▶ TASK INPUT

*****

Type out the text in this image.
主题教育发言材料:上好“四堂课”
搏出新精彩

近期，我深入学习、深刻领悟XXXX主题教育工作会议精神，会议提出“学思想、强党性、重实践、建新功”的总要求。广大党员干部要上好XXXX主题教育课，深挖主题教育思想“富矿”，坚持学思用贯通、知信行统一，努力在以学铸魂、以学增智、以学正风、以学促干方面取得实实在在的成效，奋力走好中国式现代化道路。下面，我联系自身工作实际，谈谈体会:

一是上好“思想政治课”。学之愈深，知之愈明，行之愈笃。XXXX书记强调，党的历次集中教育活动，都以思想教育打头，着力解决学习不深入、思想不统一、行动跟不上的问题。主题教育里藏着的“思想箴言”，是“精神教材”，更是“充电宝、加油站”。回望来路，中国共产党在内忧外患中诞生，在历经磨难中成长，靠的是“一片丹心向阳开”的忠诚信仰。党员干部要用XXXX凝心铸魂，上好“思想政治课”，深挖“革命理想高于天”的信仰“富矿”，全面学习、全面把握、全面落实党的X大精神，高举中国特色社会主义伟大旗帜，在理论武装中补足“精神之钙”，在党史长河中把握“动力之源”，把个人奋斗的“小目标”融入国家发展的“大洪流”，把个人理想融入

*****

▶ DIRECTIVE
The records above must be repeated exactly, every one of them.

▶ ANSWER TO THIS TASK
Type out the text in this image.
主题教育发言材料:上好“四堂课”
搏出新精彩

近期，我深入学习、深刻领悟XXXX主题教育工作会议精神，会议提出“学思想、强党性、重实践、建新功”的总要求。广大党员干部要上好XXXX主题教育课，深挖主题教育思想“富矿”，坚持学思用贯通、知信行统一，努力在以学铸魂、以学增智、以学正风、以学促干方面取得实实在在的成效，奋力走好中国式现代化道路。下面，我联系自身工作实际，谈谈体会:

一是上好“思想政治课”。学之愈深，知之愈明，行之愈笃。XXXX书记强调，党的历次集中教育活动，都以思想教育打头，着力解决学习不深入、思想不统一、行动跟不上的问题。主题教育里藏着的“思想箴言”，是“精神教材”，更是“充电宝、加油站”。回望来路，中国共产党在内忧外患中诞生，在历经磨难中成长，靠的是“一片丹心向阳开”的忠诚信仰。党员干部要用XXXX凝心铸魂，上好“思想政治课”，深挖“革命理想高于天”的信仰“富矿”，全面学习、全面把握、全面落实党的X大精神，高举中国特色社会主义伟大旗帜，在理论武装中补足“精神之钙”，在党史长河中把握“动力之源”，把个人奋斗的“小目标”融入国家发展的“大洪流”，把个人理想融入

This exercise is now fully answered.